_Provided data_.
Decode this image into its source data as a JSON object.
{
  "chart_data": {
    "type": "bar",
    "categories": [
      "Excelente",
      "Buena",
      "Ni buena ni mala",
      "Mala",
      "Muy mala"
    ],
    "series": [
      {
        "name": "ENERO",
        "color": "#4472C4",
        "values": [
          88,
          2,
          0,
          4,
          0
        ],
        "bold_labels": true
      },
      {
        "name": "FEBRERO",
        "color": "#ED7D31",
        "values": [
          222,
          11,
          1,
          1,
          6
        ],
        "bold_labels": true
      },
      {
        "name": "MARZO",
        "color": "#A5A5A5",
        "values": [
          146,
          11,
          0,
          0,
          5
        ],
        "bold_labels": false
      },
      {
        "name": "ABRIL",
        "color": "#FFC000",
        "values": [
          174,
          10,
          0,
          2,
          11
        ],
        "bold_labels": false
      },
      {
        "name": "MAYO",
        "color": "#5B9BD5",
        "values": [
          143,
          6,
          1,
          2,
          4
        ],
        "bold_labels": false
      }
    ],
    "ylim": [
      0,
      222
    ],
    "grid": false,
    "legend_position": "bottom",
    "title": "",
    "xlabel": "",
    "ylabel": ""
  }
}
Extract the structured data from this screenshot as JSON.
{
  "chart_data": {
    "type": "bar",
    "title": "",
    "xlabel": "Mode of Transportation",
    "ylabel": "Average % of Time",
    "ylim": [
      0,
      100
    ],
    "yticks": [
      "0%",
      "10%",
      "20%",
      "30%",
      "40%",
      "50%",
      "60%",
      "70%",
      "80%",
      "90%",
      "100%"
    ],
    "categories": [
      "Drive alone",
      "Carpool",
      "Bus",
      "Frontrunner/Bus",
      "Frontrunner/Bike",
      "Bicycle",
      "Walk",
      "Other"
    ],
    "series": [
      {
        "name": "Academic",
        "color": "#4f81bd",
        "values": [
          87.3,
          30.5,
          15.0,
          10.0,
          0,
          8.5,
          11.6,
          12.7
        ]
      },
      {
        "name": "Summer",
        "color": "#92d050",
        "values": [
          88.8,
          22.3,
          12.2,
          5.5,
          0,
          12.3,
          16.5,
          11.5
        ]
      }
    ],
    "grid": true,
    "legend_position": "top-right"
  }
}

_Task prompt_. Pull out every line of the records above that contains the word "name".

_Answer to this problem_.
        "name": "ENERO",
        "name": "FEBRERO",
        "name": "MARZO",
        "name": "ABRIL",
        "name": "MAYO",
        "name": "Academic",
        "name": "Summer",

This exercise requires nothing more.